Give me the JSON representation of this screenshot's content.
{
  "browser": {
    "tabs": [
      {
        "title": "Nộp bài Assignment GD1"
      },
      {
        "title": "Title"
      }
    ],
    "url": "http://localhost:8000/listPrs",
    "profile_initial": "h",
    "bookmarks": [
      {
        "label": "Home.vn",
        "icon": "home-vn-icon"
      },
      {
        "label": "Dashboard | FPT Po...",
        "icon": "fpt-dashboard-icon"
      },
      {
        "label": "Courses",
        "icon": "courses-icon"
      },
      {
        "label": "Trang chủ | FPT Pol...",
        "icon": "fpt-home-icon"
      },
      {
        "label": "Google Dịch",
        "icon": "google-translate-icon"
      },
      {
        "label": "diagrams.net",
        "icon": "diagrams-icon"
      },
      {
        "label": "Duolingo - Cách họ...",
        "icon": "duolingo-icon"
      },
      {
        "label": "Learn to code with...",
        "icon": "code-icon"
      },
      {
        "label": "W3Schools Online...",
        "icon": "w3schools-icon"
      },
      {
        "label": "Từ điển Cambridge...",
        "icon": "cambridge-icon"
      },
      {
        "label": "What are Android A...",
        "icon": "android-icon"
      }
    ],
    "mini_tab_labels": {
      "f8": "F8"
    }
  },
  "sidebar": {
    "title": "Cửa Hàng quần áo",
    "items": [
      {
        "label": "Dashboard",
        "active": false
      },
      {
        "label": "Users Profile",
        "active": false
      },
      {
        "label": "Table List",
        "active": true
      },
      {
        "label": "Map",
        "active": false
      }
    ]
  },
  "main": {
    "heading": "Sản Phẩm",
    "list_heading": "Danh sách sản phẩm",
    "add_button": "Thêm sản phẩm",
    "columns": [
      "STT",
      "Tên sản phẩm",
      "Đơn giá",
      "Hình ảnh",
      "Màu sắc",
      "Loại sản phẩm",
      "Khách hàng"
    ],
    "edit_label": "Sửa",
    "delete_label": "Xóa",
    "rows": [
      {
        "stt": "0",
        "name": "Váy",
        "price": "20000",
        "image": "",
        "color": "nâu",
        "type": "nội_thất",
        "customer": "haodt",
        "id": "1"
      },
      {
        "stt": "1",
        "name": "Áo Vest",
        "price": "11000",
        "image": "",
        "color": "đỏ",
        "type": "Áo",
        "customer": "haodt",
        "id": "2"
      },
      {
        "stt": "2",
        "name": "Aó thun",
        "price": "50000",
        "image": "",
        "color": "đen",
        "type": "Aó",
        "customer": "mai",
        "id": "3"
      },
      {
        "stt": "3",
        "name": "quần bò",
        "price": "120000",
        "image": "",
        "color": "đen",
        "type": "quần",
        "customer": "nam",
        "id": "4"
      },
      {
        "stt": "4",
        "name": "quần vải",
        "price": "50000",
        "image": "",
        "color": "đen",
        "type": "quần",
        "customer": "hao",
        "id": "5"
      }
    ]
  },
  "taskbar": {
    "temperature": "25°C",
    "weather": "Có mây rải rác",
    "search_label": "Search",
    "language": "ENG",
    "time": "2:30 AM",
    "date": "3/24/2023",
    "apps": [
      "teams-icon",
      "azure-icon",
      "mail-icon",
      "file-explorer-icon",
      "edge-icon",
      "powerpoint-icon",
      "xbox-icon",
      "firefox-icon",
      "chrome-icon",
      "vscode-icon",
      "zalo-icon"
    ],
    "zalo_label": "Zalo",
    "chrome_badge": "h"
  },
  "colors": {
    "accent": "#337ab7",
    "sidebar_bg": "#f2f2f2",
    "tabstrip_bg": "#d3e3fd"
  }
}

===============

Stated exercise: Make an exact copy of every entry.

Written response:
Give me the JSON representation of this screenshot's content.
{
  "browser": {
    "tabs": [
      {
        "title": "Nộp bài Assignment GD1"
      },
      {
        "title": "Title"
      }
    ],
    "url": "http://localhost:8000/listPrs",
    "profile_initial": "h",
    "bookmarks": [
      {
        "label": "Home.vn",
        "icon": "home-vn-icon"
      },
      {
        "label": "Dashboard | FPT Po...",
        "icon": "fpt-dashboard-icon"
      },
      {
        "label": "Courses",
        "icon": "courses-icon"
      },
      {
        "label": "Trang chủ | FPT Pol...",
        "icon": "fpt-home-icon"
      },
      {
        "label": "Google Dịch",
        "icon": "google-translate-icon"
      },
      {
        "label": "diagrams.net",
        "icon": "diagrams-icon"
      },
      {
        "label": "Duolingo - Cách họ...",
        "icon": "duolingo-icon"
      },
      {
        "label": "Learn to code with...",
        "icon": "code-icon"
      },
      {
        "label": "W3Schools Online...",
        "icon": "w3schools-icon"
      },
      {
        "label": "Từ điển Cambridge...",
        "icon": "cambridge-icon"
      },
      {
        "label": "What are Android A...",
        "icon": "android-icon"
      }
    ],
    "mini_tab_labels": {
      "f8": "F8"
    }
  },
  "sidebar": {
    "title": "Cửa Hàng quần áo",
    "items": [
      {
        "label": "Dashboard",
        "active": false
      },
      {
        "label": "Users Profile",
        "active": false
      },
      {
        "label": "Table List",
        "active": true
      },
      {
        "label": "Map",
        "active": false
      }
    ]
  },
  "main": {
    "heading": "Sản Phẩm",
    "list_heading": "Danh sách sản phẩm",
    "add_button": "Thêm sản phẩm",
    "columns": [
      "STT",
      "Tên sản phẩm",
      "Đơn giá",
      "Hình ảnh",
      "Màu sắc",
      "Loại sản phẩm",
      "Khách hàng"
    ],
    "edit_label": "Sửa",
    "delete_label": "Xóa",
    "rows": [
      {
        "stt": "0",
        "name": "Váy",
        "price": "20000",
        "image": "",
        "color": "nâu",
        "type": "nội_thất",
        "customer": "haodt",
        "id": "1"
      },
      {
        "stt": "1",
        "name": "Áo Vest",
        "price": "11000",
        "image": "",
        "color": "đỏ",
        "type": "Áo",
        "customer": "haodt",
        "id": "2"
      },
      {
        "stt": "2",
        "name": "Aó thun",
        "price": "50000",
        "image": "",
        "color": "đen",
        "type": "Aó",
        "customer": "mai",
        "id": "3"
      },
      {
        "stt": "3",
        "name": "quần bò",
        "price": "120000",
        "image": "",
        "color": "đen",
        "type": "quần",
        "customer": "nam",
        "id": "4"
      },
      {
        "stt": "4",
        "name": "quần vải",
        "price": "50000",
        "image": "",
        "color": "đen",
        "type": "quần",
        "customer": "hao",
        "id": "5"
      }
    ]
  },
  "taskbar": {
    "temperature": "25°C",
    "weather": "Có mây rải rác",
    "search_label": "Search",
    "language": "ENG",
    "time": "2:30 AM",
    "date": "3/24/2023",
    "apps": [
      "teams-icon",
      "azure-icon",
      "mail-icon",
      "file-explorer-icon",
      "edge-icon",
      "powerpoint-icon",
      "xbox-icon",
      "firefox-icon",
      "chrome-icon",
      "vscode-icon",
      "zalo-icon"
    ],
    "zalo_label": "Zalo",
    "chrome_badge": "h"
  },
  "colors": {
    "accent": "#337ab7",
    "sidebar_bg": "#f2f2f2",
    "tabstrip_bg": "#d3e3fd"
  }
}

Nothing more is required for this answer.